## The task
Select all lines in the records that include "Page".

## Stored records
- - - - -
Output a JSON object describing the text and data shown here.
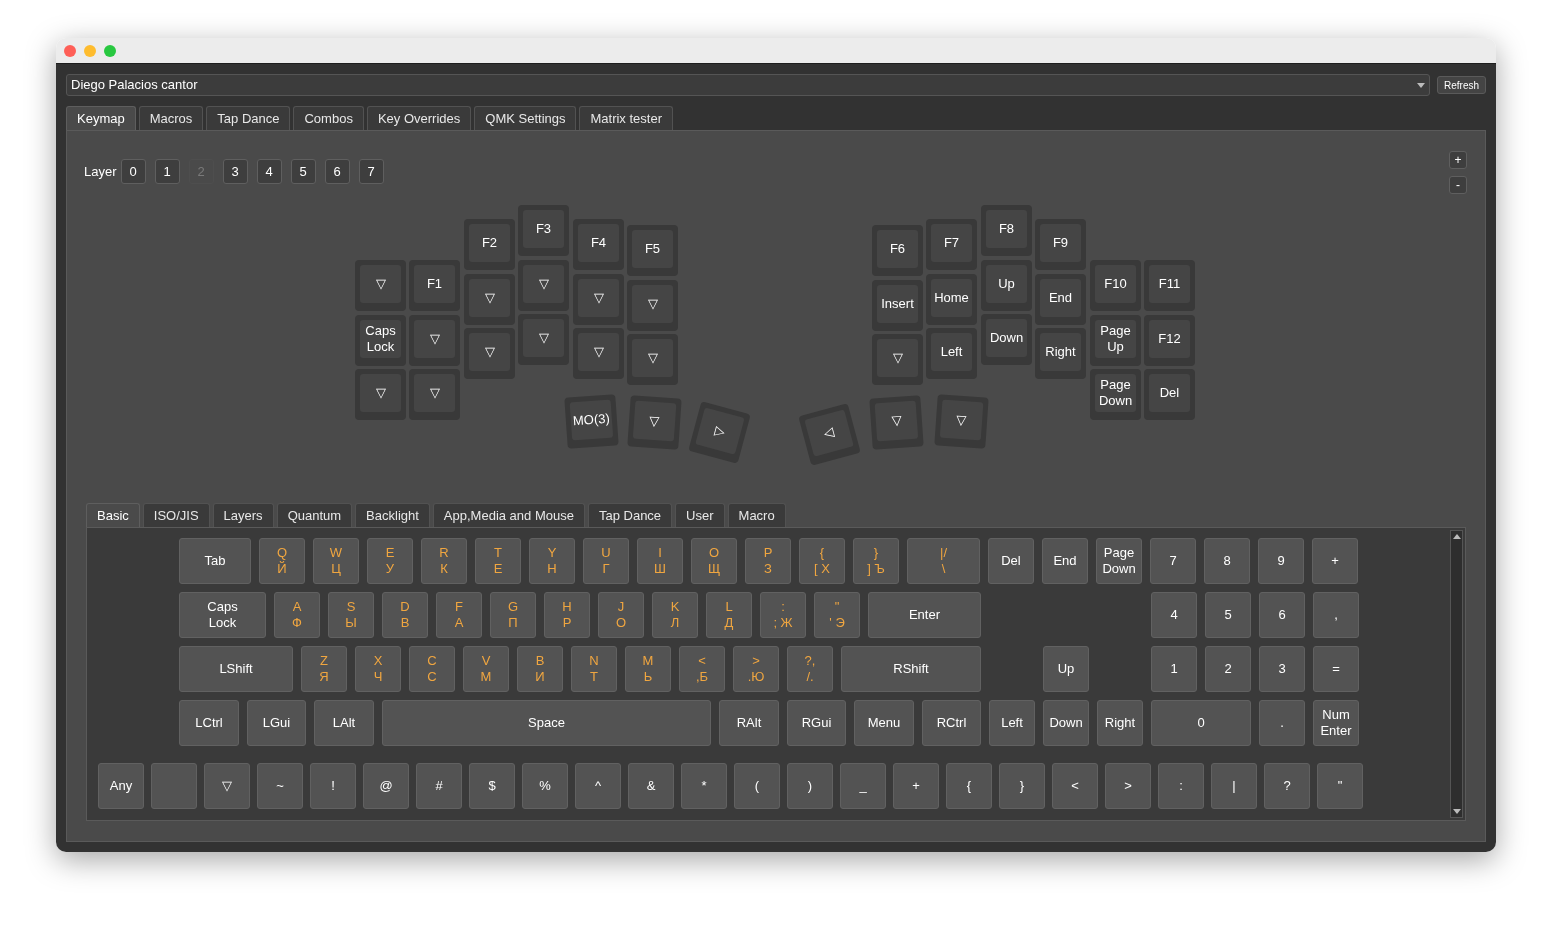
{
  "device_selector": {
    "value": "Diego Palacios cantor"
  },
  "refresh_button": "Refresh",
  "tabs": [
    {
      "label": "Keymap",
      "selected": true
    },
    {
      "label": "Macros",
      "selected": false
    },
    {
      "label": "Tap Dance",
      "selected": false
    },
    {
      "label": "Combos",
      "selected": false
    },
    {
      "label": "Key Overrides",
      "selected": false
    },
    {
      "label": "QMK Settings",
      "selected": false
    },
    {
      "label": "Matrix tester",
      "selected": false
    }
  ],
  "layer": {
    "label": "Layer",
    "buttons": [
      {
        "label": "0",
        "selected": false
      },
      {
        "label": "1",
        "selected": false
      },
      {
        "label": "2",
        "selected": true
      },
      {
        "label": "3",
        "selected": false
      },
      {
        "label": "4",
        "selected": false
      },
      {
        "label": "5",
        "selected": false
      },
      {
        "label": "6",
        "selected": false
      },
      {
        "label": "7",
        "selected": false
      }
    ]
  },
  "zoom_buttons": [
    "+",
    "-"
  ],
  "split_keyboard": {
    "left": {
      "columns": [
        [
          "▽",
          "Caps\nLock",
          "▽"
        ],
        [
          "F1",
          "▽",
          "▽"
        ],
        [
          "F2",
          "▽",
          "▽"
        ],
        [
          "F3",
          "▽",
          "▽"
        ],
        [
          "F4",
          "▽",
          "▽"
        ],
        [
          "F5",
          "▽",
          "▽"
        ]
      ],
      "thumbs": [
        "MO(3)",
        "▽",
        "▷"
      ]
    },
    "right": {
      "columns": [
        [
          "F6",
          "Insert",
          "▽"
        ],
        [
          "F7",
          "Home",
          "Left"
        ],
        [
          "F8",
          "Up",
          "Down"
        ],
        [
          "F9",
          "End",
          "Right"
        ],
        [
          "F10",
          "Page\nUp",
          "Page\nDown"
        ],
        [
          "F11",
          "F12",
          "Del"
        ]
      ],
      "thumbs": [
        "◁",
        "▽",
        "▽"
      ]
    }
  },
  "keycode_tabs": [
    {
      "label": "Basic",
      "selected": true
    },
    {
      "label": "ISO/JIS",
      "selected": false
    },
    {
      "label": "Layers",
      "selected": false
    },
    {
      "label": "Quantum",
      "selected": false
    },
    {
      "label": "Backlight",
      "selected": false
    },
    {
      "label": "App,Media and Mouse",
      "selected": false
    },
    {
      "label": "Tap Dance",
      "selected": false
    },
    {
      "label": "User",
      "selected": false
    },
    {
      "label": "Macro",
      "selected": false
    }
  ],
  "keycode_rows": [
    [
      {
        "kind": "normal",
        "label": "Tab"
      },
      {
        "kind": "letter",
        "label": "Q\nЙ"
      },
      {
        "kind": "letter",
        "label": "W\nЦ"
      },
      {
        "kind": "letter",
        "label": "E\nУ"
      },
      {
        "kind": "letter",
        "label": "R\nК"
      },
      {
        "kind": "letter",
        "label": "T\nЕ"
      },
      {
        "kind": "letter",
        "label": "Y\nН"
      },
      {
        "kind": "letter",
        "label": "U\nГ"
      },
      {
        "kind": "letter",
        "label": "I\nШ"
      },
      {
        "kind": "letter",
        "label": "O\nЩ"
      },
      {
        "kind": "letter",
        "label": "P\nЗ"
      },
      {
        "kind": "letter",
        "label": "{\n[ Х"
      },
      {
        "kind": "letter",
        "label": "}\n] Ъ"
      },
      {
        "kind": "letter",
        "label": "|/\n\\"
      },
      {
        "kind": "normal",
        "label": "Del"
      },
      {
        "kind": "normal",
        "label": "End"
      },
      {
        "kind": "normal",
        "label": "Page\nDown"
      },
      {
        "kind": "normal",
        "label": "7"
      },
      {
        "kind": "normal",
        "label": "8"
      },
      {
        "kind": "normal",
        "label": "9"
      },
      {
        "kind": "normal",
        "label": "+"
      }
    ],
    [
      {
        "kind": "normal",
        "label": "Caps\nLock"
      },
      {
        "kind": "letter",
        "label": "A\nФ"
      },
      {
        "kind": "letter",
        "label": "S\nЫ"
      },
      {
        "kind": "letter",
        "label": "D\nВ"
      },
      {
        "kind": "letter",
        "label": "F\nА"
      },
      {
        "kind": "letter",
        "label": "G\nП"
      },
      {
        "kind": "letter",
        "label": "H\nР"
      },
      {
        "kind": "letter",
        "label": "J\nО"
      },
      {
        "kind": "letter",
        "label": "K\nЛ"
      },
      {
        "kind": "letter",
        "label": "L\nД"
      },
      {
        "kind": "letter",
        "label": ":\n; Ж"
      },
      {
        "kind": "letter",
        "label": "\"\n' Э"
      },
      {
        "kind": "normal",
        "label": "Enter"
      },
      {
        "kind": "normal",
        "label": "4"
      },
      {
        "kind": "normal",
        "label": "5"
      },
      {
        "kind": "normal",
        "label": "6"
      },
      {
        "kind": "normal",
        "label": ","
      }
    ],
    [
      {
        "kind": "normal",
        "label": "LShift"
      },
      {
        "kind": "letter",
        "label": "Z\nЯ"
      },
      {
        "kind": "letter",
        "label": "X\nЧ"
      },
      {
        "kind": "letter",
        "label": "C\nС"
      },
      {
        "kind": "letter",
        "label": "V\nМ"
      },
      {
        "kind": "letter",
        "label": "B\nИ"
      },
      {
        "kind": "letter",
        "label": "N\nТ"
      },
      {
        "kind": "letter",
        "label": "M\nЬ"
      },
      {
        "kind": "letter",
        "label": "<\n,Б"
      },
      {
        "kind": "letter",
        "label": ">\n.Ю"
      },
      {
        "kind": "letter",
        "label": "?,\n/."
      },
      {
        "kind": "normal",
        "label": "RShift"
      },
      {
        "kind": "normal",
        "label": "Up"
      },
      {
        "kind": "normal",
        "label": "1"
      },
      {
        "kind": "normal",
        "label": "2"
      },
      {
        "kind": "normal",
        "label": "3"
      },
      {
        "kind": "normal",
        "label": "="
      }
    ],
    [
      {
        "kind": "normal",
        "label": "LCtrl"
      },
      {
        "kind": "normal",
        "label": "LGui"
      },
      {
        "kind": "normal",
        "label": "LAlt"
      },
      {
        "kind": "normal",
        "label": "Space"
      },
      {
        "kind": "normal",
        "label": "RAlt"
      },
      {
        "kind": "normal",
        "label": "RGui"
      },
      {
        "kind": "normal",
        "label": "Menu"
      },
      {
        "kind": "normal",
        "label": "RCtrl"
      },
      {
        "kind": "normal",
        "label": "Left"
      },
      {
        "kind": "normal",
        "label": "Down"
      },
      {
        "kind": "normal",
        "label": "Right"
      },
      {
        "kind": "normal",
        "label": "0"
      },
      {
        "kind": "normal",
        "label": "."
      },
      {
        "kind": "normal",
        "label": "Num\nEnter"
      }
    ]
  ],
  "symbol_row": [
    {
      "kind": "normal",
      "label": "Any"
    },
    {
      "kind": "blank"
    },
    {
      "kind": "normal",
      "label": "▽"
    },
    {
      "kind": "normal",
      "label": "~"
    },
    {
      "kind": "normal",
      "label": "!"
    },
    {
      "kind": "normal",
      "label": "@"
    },
    {
      "kind": "normal",
      "label": "#"
    },
    {
      "kind": "normal",
      "label": "$"
    },
    {
      "kind": "normal",
      "label": "%"
    },
    {
      "kind": "normal",
      "label": "^"
    },
    {
      "kind": "normal",
      "label": "&"
    },
    {
      "kind": "normal",
      "label": "*"
    },
    {
      "kind": "normal",
      "label": "("
    },
    {
      "kind": "normal",
      "label": ")"
    },
    {
      "kind": "normal",
      "label": "_"
    },
    {
      "kind": "normal",
      "label": "+"
    },
    {
      "kind": "normal",
      "label": "{"
    },
    {
      "kind": "normal",
      "label": "}"
    },
    {
      "kind": "normal",
      "label": "<"
    },
    {
      "kind": "normal",
      "label": ">"
    },
    {
      "kind": "normal",
      "label": ":"
    },
    {
      "kind": "normal",
      "label": "|"
    },
    {
      "kind": "normal",
      "label": "?"
    },
    {
      "kind": "normal",
      "label": "\""
    }
  ]
}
- - - - -
## Result
          "Page\nUp",
          "Page\nDown"
        "label": "Page\nDown"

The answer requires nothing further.